- **Text passage**:

^^^^^^^^^^^^^^^^

State of the Union 2020-21

TRKINSURE

Active Member
15
Hi again - sorry this has taken so long, most of my energy is now spent battling it out with insurers... As all of you likely know, our industry is in a dismal state - I'm going to give you a summary of my findings. if you are being offered a renewal by your current insurer (in particular Old Republic), take it and run! We have seen business being 'bought' by other insurers over the past 12 - 18 months and come renewals we seen premiums jacked up. Loyalty is starting to mean something in this industry again - so be weary of getting the 'best deal' only to find it it's going to put you further behind the following year.



Aviva – They are ramping up their space in trucking by hiring top talent from Northbridge & GCNA. I believe they are going to try and capitalize on the market downturn by hand picking 'best in class operations'. Beware though, Aviva has done this before and in a couple of years you could find yourself back on the streets. Aviva was the only trucking insurer to post positive results this last year (gross premium vs. total losses).

  • 5 Years in Business
  • CVOR under 35% (not conditional either)
  • Good Loss Ratio
  • Over 20 Power Units
  • Bit of a 'sleeper' market. But if you run a solid & compliant shop - ask your broker to approach them.
AIG – They have been less aggressive this year and again, picking their client base very carefully. We have seen some large increases as they try to fix their book with the current client base in order to make it profitable. They still retain top talent from an underwriting & claims experience.

  • 5 Years in Business
  • 30+ trucks
  • Unlimited US Exposure
  • Acceptable SMS/CVOR (not “Conditional”)
  • Currently an “Active” market
Blue Sky – This MGA is in correction mode as well. They are giving renewals extremely late due to a lot of things happening in the background and I've heard from a couple of companies who are getting pricing after the renewal!



We have heard there are some increases being given, in the neighbourhood of 30 - 40%. Having said that, they continue to retain accounts due to the extreme under-pricing of their product initially.

  • Currently a “Passive” market
Co-Operators – Co-Operators continues to write business but on a more selective basis. If you get told 'No' by a Co-Op agent, my recommendation is to call another one and keep trying until you have someone on the phone who is willing to provide a quote.



They are only doing local cartage & dump operations - no cross border. The market for dump trucks is virtually NIL. If you like flipping the coin to see whether or not you get a renewal each year then try these guys.

  • Currently an “Passive” market
CHUBB – If you are a fleet that can afford a $100,000 - $250,000 deductible this is the market for you. Their minimum requirement is at least 100 units, but realistically… if you can afford a deductible that large, you should have ownership in a captive not ‘renting’ insurance annually. Chances are if you are running a company like this you’re not scouring this forum for advice on insurance so screw you…..



Nothing has changed with Chubb, they remain a top choice for large national fleets.



Echelon – Recently Echelon had almost cleared out the underwriting dept at Intact Insurance. They took 3 underwriters who had all been there for 5 - 10 + years. Looks like they are ramping up to write a lot of trucking business this year. Unfortunately, they have teamed up with some unsavory brokers who will lie/steal & cheat in order to write business. From an ethical standpoint, I will not do business with this operation... but to each their own.

^^^^^^^^^^^^^^^^

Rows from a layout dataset

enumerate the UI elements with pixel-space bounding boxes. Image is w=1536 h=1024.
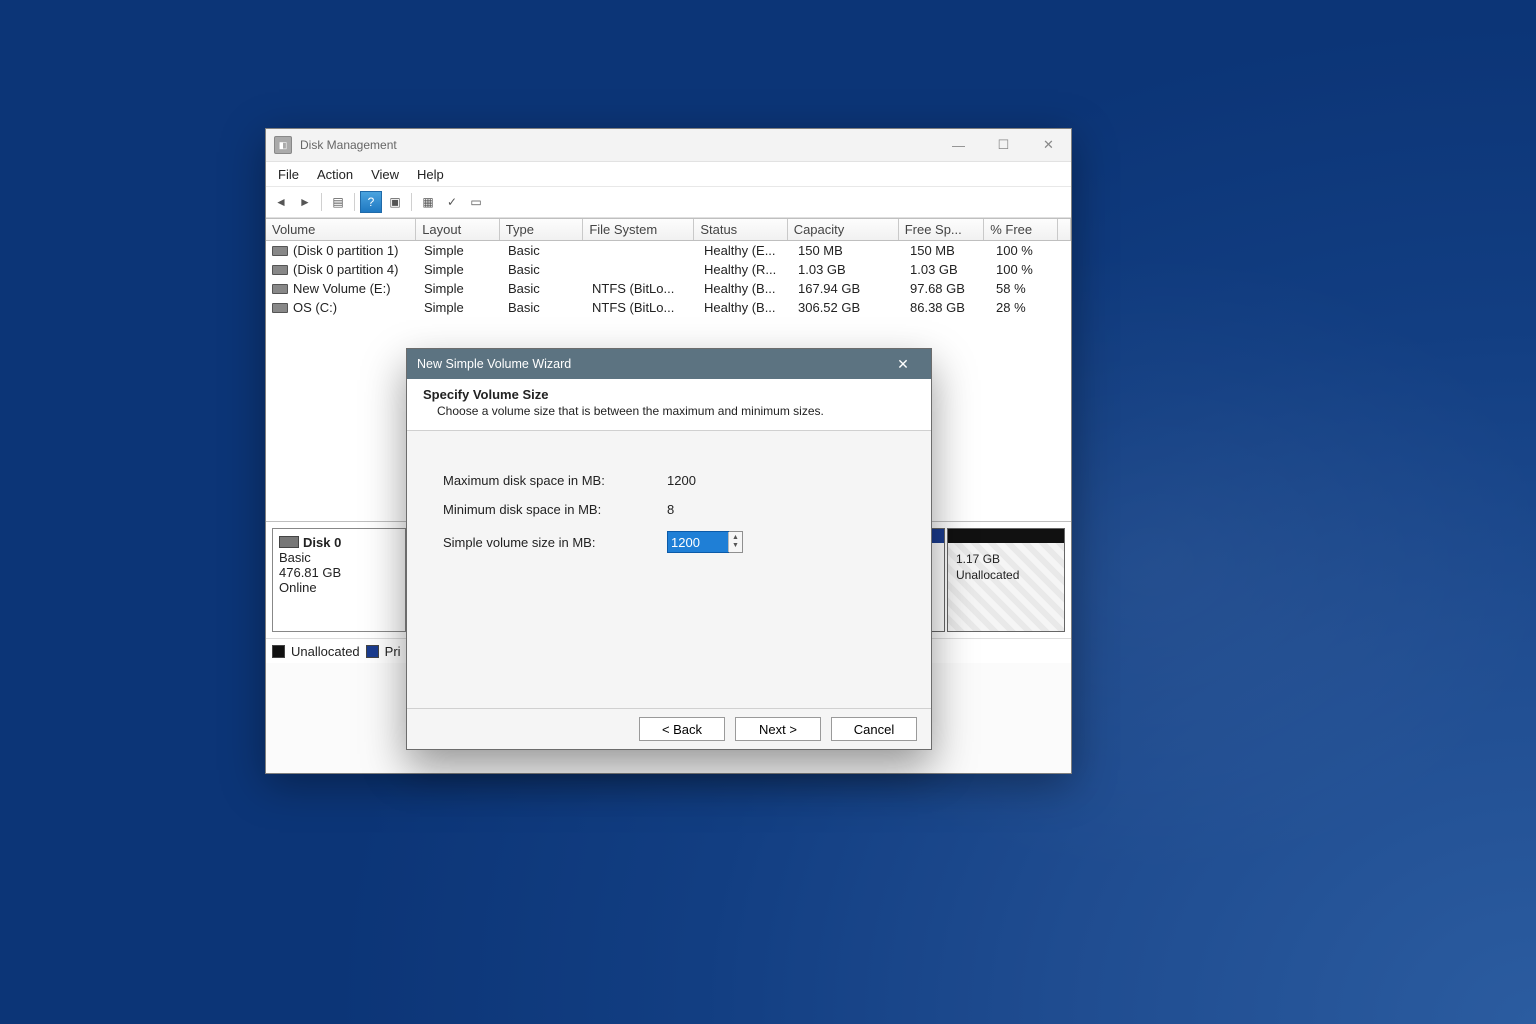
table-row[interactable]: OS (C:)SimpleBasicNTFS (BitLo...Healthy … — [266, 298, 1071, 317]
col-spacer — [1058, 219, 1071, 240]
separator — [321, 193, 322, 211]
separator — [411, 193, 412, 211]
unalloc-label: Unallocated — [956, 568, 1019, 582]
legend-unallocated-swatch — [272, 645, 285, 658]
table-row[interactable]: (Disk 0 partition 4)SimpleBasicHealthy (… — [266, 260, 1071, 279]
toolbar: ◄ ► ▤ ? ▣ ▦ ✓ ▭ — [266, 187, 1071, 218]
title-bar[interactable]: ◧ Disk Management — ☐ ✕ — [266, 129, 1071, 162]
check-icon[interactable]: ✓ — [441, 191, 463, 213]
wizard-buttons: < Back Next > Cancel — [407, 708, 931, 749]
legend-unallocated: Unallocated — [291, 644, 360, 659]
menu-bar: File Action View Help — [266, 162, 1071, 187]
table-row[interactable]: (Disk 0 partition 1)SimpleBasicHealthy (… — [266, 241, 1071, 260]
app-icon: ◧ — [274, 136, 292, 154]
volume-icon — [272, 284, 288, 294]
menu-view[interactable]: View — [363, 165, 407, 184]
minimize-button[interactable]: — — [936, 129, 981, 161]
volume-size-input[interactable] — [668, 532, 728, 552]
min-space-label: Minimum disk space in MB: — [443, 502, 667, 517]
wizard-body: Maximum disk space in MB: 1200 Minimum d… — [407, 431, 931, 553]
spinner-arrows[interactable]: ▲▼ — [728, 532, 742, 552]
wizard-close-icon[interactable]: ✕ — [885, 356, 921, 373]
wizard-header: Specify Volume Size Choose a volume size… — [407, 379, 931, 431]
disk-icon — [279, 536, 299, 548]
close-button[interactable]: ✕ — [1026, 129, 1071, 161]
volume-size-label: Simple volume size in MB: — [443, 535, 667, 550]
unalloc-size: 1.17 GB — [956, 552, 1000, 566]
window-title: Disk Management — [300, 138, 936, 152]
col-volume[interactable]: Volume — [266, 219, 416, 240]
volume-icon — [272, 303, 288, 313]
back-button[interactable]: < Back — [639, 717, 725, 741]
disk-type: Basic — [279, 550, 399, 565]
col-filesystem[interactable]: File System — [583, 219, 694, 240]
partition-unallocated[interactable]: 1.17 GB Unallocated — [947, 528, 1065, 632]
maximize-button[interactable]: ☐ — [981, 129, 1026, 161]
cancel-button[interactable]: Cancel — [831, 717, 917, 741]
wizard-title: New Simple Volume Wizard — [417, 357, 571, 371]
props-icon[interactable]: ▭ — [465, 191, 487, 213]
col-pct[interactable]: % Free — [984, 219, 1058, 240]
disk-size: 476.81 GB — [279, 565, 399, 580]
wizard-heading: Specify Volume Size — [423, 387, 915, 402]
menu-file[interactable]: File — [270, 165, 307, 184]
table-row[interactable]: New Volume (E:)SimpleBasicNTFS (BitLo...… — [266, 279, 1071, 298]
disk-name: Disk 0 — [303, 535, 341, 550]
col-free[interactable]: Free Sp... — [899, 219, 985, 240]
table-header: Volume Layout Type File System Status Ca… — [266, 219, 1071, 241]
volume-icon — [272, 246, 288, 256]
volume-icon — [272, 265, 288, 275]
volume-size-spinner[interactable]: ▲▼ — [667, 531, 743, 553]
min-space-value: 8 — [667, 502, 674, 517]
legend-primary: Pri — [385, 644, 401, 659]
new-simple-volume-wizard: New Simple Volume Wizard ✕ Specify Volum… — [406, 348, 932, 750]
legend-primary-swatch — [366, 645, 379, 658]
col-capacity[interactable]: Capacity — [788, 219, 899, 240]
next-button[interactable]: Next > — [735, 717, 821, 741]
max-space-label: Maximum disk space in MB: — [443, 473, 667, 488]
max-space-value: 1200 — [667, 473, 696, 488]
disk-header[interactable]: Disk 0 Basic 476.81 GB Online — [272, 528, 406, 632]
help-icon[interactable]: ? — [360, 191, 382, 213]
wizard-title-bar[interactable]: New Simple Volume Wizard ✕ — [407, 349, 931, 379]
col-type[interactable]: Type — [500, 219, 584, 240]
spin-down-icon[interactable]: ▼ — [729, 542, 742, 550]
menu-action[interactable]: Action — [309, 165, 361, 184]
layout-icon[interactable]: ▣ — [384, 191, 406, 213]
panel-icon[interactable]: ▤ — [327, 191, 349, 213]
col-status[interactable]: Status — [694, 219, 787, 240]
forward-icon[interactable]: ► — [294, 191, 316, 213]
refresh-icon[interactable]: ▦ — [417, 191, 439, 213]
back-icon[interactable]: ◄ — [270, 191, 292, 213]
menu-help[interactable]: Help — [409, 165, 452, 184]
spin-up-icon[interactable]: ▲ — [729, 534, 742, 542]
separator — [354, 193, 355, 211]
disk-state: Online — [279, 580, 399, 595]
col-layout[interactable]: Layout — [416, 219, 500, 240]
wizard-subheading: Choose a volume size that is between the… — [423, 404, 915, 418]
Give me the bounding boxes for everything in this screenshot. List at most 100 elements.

^^^^^^^^^^^^^^^^

- **What is asked**:
Continue the forum post on the trucking insurance market, writing the next part after its final sentence.

- **Task output**:
  • Currently an “Active” market
Economical – Still hot on the heels of them dumping almost their entire book of business and really fucking up the industry, Economical is selectively looking at trucking risks and when the operation fits into their box, they can be pretty aggressive. If you just crossing into the US bordering States then these guys could be the choice for you this year. Just don't be surprised if they turn around and dump their book of business again.

  • Currently an "active" market
  • No more than 30% US Exposure


Facility Association - The Largest Commercial Trucking Insurance writer of 2019. We have seen many well run operations end up here due to insurers flipping on insureds and no other insurer stepping up to help out. There are some unsavory brokers out there who again, lie/steal/cheat in order to secure business for their clients. These brokers are rating vehicles as 'local' operations and will rate 1 - 2 units for cross border to get the US Filings. If you have a COI with "Novex" or "Royal Sun & Alliance" and any broker in the Mississauga/Brampton area - I would second guess using them as likely the insurance isn't going to pay out. This has been such an issue that some top brokers/insurers in transportation have met with stakeholders across the province in order to re-underwrite & come down on those who are taking advantage of the system.



If you're a trucking company with Facility you should be seeing rates like;

Local Radius - $20,000 - $30,000/truck

Canada Wide - $40,000 - $60,000/truck

US Exposure (20%) - $60,000 - $80,000/truck

US Exposure (50+%) - $80,000 - $100,000/truck



If you are with Facility and paying substantially less than this, you are likely being rated incorrectly by the broker. Good luck with any claims.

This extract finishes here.